Tell how many lines include the string "physical". Answer with a single number.

**** SOURCE MATERIAL ****

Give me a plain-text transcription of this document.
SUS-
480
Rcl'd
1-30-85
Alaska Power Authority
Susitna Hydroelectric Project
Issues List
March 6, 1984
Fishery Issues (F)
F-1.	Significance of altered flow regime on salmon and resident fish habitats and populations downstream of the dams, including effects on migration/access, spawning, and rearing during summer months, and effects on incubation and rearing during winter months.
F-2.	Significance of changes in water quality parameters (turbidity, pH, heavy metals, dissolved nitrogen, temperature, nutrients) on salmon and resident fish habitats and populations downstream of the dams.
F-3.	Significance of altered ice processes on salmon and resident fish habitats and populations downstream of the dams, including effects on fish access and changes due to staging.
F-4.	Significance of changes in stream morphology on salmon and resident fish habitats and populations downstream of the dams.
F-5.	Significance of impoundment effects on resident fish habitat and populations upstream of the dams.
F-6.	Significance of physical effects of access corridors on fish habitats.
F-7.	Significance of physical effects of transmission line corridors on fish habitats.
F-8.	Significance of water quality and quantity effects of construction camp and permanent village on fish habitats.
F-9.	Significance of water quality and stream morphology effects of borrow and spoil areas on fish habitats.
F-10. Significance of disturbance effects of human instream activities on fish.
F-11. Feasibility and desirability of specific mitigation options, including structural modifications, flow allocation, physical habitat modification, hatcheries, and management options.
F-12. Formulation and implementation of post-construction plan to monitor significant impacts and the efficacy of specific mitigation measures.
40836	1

****

→ **THE RESULT**:
3